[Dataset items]
━━━━━━━━━━━━━━━━━━━━

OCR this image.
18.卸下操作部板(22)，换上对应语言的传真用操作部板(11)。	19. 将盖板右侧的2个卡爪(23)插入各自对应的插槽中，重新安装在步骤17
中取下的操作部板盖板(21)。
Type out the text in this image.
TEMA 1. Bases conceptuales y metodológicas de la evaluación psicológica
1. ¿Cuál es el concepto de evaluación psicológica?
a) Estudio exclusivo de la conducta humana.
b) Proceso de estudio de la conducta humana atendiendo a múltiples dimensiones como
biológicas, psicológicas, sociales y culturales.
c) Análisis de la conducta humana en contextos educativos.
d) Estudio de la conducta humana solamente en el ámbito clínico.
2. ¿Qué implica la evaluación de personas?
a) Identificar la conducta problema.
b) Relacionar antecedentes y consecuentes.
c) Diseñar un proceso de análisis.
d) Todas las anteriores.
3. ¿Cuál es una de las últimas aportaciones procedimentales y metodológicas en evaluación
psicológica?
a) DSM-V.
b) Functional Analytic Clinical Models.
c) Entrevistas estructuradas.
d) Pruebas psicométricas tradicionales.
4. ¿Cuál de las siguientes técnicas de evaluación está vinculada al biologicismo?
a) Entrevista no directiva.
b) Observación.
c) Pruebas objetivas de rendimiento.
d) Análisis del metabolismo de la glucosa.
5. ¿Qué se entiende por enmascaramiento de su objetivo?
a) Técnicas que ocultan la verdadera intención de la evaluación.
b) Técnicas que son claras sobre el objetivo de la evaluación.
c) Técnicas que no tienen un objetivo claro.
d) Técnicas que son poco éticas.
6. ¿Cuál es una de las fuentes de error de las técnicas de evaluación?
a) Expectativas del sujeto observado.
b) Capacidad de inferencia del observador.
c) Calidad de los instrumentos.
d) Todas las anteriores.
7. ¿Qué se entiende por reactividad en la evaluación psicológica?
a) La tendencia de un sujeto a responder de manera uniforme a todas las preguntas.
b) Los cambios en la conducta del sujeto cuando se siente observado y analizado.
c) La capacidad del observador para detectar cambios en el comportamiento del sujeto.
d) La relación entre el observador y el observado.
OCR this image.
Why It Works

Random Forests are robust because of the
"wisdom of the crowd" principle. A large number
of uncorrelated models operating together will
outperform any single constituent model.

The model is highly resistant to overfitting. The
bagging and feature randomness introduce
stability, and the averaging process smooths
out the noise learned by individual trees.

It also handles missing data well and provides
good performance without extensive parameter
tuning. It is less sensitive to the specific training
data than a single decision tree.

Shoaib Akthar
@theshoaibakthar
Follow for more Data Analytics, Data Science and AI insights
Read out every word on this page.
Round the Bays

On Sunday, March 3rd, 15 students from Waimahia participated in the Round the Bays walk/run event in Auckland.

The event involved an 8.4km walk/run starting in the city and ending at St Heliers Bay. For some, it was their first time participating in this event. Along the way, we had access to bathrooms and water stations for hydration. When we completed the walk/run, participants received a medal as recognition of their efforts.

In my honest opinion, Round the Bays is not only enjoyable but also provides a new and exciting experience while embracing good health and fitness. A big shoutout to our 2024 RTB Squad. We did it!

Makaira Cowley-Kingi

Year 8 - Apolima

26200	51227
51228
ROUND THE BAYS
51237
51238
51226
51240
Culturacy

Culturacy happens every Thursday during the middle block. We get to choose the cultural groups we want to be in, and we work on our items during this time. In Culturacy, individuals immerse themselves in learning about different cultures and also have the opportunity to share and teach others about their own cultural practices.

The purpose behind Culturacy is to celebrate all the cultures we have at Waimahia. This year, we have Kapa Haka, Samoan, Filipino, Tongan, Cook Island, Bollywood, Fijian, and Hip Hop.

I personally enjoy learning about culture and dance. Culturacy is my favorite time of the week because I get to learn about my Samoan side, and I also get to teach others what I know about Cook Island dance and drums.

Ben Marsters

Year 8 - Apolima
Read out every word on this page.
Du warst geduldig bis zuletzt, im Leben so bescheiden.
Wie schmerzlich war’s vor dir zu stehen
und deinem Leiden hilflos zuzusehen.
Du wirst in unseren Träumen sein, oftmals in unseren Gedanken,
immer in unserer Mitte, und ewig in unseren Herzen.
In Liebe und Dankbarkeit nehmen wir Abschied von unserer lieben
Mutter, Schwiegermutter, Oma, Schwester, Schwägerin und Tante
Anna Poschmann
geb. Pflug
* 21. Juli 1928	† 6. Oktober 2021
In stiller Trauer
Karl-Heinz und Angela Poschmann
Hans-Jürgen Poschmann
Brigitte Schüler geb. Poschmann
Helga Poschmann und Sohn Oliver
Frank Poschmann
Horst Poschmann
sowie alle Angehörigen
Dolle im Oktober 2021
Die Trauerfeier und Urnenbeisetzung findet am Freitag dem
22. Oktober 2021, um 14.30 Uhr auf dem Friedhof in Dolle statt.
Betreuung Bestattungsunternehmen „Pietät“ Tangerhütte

━━━━━━━━━━━━━━━━━━━━

Gather each line in these records that contains the string "Oktober".

* 21. Juli 1928	† 6. Oktober 2021
Dolle im Oktober 2021
22. Oktober 2021, um 14.30 Uhr auf dem Friedhof in Dolle statt.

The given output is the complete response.